→ WORK TO DO
Give the data below again, word for word.

──────── MATERIAL SUPPLIED

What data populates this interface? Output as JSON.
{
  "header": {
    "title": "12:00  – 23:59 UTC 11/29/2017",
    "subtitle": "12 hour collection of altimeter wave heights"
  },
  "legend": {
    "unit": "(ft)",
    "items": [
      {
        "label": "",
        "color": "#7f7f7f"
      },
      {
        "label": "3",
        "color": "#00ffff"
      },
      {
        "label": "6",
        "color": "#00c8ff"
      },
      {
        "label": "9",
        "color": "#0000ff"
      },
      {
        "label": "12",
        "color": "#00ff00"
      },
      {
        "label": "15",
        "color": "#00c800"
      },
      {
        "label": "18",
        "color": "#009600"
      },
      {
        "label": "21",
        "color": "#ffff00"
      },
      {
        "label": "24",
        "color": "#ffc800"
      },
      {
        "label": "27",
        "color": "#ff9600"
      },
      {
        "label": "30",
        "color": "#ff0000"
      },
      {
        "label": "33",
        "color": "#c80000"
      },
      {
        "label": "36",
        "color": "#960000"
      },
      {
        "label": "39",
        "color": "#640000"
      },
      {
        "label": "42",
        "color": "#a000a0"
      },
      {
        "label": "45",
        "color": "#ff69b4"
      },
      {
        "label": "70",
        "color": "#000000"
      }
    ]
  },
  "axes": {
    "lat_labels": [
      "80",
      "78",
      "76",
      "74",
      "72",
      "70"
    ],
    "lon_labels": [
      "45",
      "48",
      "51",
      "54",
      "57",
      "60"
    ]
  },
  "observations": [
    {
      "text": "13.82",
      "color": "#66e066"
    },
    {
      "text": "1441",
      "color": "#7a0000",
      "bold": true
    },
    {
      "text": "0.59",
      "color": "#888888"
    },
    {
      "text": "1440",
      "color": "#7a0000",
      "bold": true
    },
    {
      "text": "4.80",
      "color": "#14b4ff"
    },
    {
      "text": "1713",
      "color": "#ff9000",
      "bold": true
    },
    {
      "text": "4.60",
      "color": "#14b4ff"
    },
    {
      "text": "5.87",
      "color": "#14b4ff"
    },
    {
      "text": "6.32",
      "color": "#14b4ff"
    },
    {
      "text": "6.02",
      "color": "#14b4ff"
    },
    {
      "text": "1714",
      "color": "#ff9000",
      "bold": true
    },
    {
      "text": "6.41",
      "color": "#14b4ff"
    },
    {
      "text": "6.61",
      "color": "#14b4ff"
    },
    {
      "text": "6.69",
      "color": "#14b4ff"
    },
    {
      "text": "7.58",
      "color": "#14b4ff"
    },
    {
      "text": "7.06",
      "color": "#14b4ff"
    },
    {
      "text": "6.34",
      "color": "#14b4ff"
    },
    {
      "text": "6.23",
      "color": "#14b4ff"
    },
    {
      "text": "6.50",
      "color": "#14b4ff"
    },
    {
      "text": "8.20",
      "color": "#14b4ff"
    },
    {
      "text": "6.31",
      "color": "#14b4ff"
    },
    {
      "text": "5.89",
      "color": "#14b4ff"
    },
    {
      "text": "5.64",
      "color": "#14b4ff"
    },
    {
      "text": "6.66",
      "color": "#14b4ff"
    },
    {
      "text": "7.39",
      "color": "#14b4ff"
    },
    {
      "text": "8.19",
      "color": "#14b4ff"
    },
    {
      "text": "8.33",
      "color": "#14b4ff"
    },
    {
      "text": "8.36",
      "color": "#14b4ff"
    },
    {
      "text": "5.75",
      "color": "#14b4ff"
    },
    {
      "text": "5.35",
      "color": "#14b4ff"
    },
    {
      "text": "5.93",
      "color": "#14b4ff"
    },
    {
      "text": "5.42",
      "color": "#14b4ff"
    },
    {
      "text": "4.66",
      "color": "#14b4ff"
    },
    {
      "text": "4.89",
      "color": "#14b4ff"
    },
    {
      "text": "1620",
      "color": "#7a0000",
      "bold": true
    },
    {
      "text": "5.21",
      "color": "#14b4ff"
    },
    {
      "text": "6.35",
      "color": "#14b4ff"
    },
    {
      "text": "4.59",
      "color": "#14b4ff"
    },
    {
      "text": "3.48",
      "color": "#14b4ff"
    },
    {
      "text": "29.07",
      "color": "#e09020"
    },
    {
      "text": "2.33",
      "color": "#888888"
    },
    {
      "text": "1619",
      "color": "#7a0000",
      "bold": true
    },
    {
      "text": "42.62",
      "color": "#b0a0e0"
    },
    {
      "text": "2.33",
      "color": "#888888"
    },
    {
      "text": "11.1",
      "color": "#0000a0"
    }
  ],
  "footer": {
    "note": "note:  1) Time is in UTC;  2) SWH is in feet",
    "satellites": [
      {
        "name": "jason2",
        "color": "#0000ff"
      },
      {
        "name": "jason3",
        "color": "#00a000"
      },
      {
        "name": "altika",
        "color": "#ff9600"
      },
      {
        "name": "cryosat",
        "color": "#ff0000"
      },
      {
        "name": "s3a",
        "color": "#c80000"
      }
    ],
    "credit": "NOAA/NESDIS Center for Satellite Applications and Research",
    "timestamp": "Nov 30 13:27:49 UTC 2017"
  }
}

────────────────

→ RESPONSE TO THIS EXERCISE
What data populates this interface? Output as JSON.
{
  "header": {
    "title": "12:00  – 23:59 UTC 11/29/2017",
    "subtitle": "12 hour collection of altimeter wave heights"
  },
  "legend": {
    "unit": "(ft)",
    "items": [
      {
        "label": "",
        "color": "#7f7f7f"
      },
      {
        "label": "3",
        "color": "#00ffff"
      },
      {
        "label": "6",
        "color": "#00c8ff"
      },
      {
        "label": "9",
        "color": "#0000ff"
      },
      {
        "label": "12",
        "color": "#00ff00"
      },
      {
        "label": "15",
        "color": "#00c800"
      },
      {
        "label": "18",
        "color": "#009600"
      },
      {
        "label": "21",
        "color": "#ffff00"
      },
      {
        "label": "24",
        "color": "#ffc800"
      },
      {
        "label": "27",
        "color": "#ff9600"
      },
      {
        "label": "30",
        "color": "#ff0000"
      },
      {
        "label": "33",
        "color": "#c80000"
      },
      {
        "label": "36",
        "color": "#960000"
      },
      {
        "label": "39",
        "color": "#640000"
      },
      {
        "label": "42",
        "color": "#a000a0"
      },
      {
        "label": "45",
        "color": "#ff69b4"
      },
      {
        "label": "70",
        "color": "#000000"
      }
    ]
  },
  "axes": {
    "lat_labels": [
      "80",
      "78",
      "76",
      "74",
      "72",
      "70"
    ],
    "lon_labels": [
      "45",
      "48",
      "51",
      "54",
      "57",
      "60"
    ]
  },
  "observations": [
    {
      "text": "13.82",
      "color": "#66e066"
    },
    {
      "text": "1441",
      "color": "#7a0000",
      "bold": true
    },
    {
      "text": "0.59",
      "color": "#888888"
    },
    {
      "text": "1440",
      "color": "#7a0000",
      "bold": true
    },
    {
      "text": "4.80",
      "color": "#14b4ff"
    },
    {
      "text": "1713",
      "color": "#ff9000",
      "bold": true
    },
    {
      "text": "4.60",
      "color": "#14b4ff"
    },
    {
      "text": "5.87",
      "color": "#14b4ff"
    },
    {
      "text": "6.32",
      "color": "#14b4ff"
    },
    {
      "text": "6.02",
      "color": "#14b4ff"
    },
    {
      "text": "1714",
      "color": "#ff9000",
      "bold": true
    },
    {
      "text": "6.41",
      "color": "#14b4ff"
    },
    {
      "text": "6.61",
      "color": "#14b4ff"
    },
    {
      "text": "6.69",
      "color": "#14b4ff"
    },
    {
      "text": "7.58",
      "color": "#14b4ff"
    },
    {
      "text": "7.06",
      "color": "#14b4ff"
    },
    {
      "text": "6.34",
      "color": "#14b4ff"
    },
    {
      "text": "6.23",
      "color": "#14b4ff"
    },
    {
      "text": "6.50",
      "color": "#14b4ff"
    },
    {
      "text": "8.20",
      "color": "#14b4ff"
    },
    {
      "text": "6.31",
      "color": "#14b4ff"
    },
    {
      "text": "5.89",
      "color": "#14b4ff"
    },
    {
      "text": "5.64",
      "color": "#14b4ff"
    },
    {
      "text": "6.66",
      "color": "#14b4ff"
    },
    {
      "text": "7.39",
      "color": "#14b4ff"
    },
    {
      "text": "8.19",
      "color": "#14b4ff"
    },
    {
      "text": "8.33",
      "color": "#14b4ff"
    },
    {
      "text": "8.36",
      "color": "#14b4ff"
    },
    {
      "text": "5.75",
      "color": "#14b4ff"
    },
    {
      "text": "5.35",
      "color": "#14b4ff"
    },
    {
      "text": "5.93",
      "color": "#14b4ff"
    },
    {
      "text": "5.42",
      "color": "#14b4ff"
    },
    {
      "text": "4.66",
      "color": "#14b4ff"
    },
    {
      "text": "4.89",
      "color": "#14b4ff"
    },
    {
      "text": "1620",
      "color": "#7a0000",
      "bold": true
    },
    {
      "text": "5.21",
      "color": "#14b4ff"
    },
    {
      "text": "6.35",
      "color": "#14b4ff"
    },
    {
      "text": "4.59",
      "color": "#14b4ff"
    },
    {
      "text": "3.48",
      "color": "#14b4ff"
    },
    {
      "text": "29.07",
      "color": "#e09020"
    },
    {
      "text": "2.33",
      "color": "#888888"
    },
    {
      "text": "1619",
      "color": "#7a0000",
      "bold": true
    },
    {
      "text": "42.62",
      "color": "#b0a0e0"
    },
    {
      "text": "2.33",
      "color": "#888888"
    },
    {
      "text": "11.1",
      "color": "#0000a0"
    }
  ],
  "footer": {
    "note": "note:  1) Time is in UTC;  2) SWH is in feet",
    "satellites": [
      {
        "name": "jason2",
        "color": "#0000ff"
      },
      {
        "name": "jason3",
        "color": "#00a000"
      },
      {
        "name": "altika",
        "color": "#ff9600"
      },
      {
        "name": "cryosat",
        "color": "#ff0000"
      },
      {
        "name": "s3a",
        "color": "#c80000"
      }
    ],
    "credit": "NOAA/NESDIS Center for Satellite Applications and Research",
    "timestamp": "Nov 30 13:27:49 UTC 2017"
  }
}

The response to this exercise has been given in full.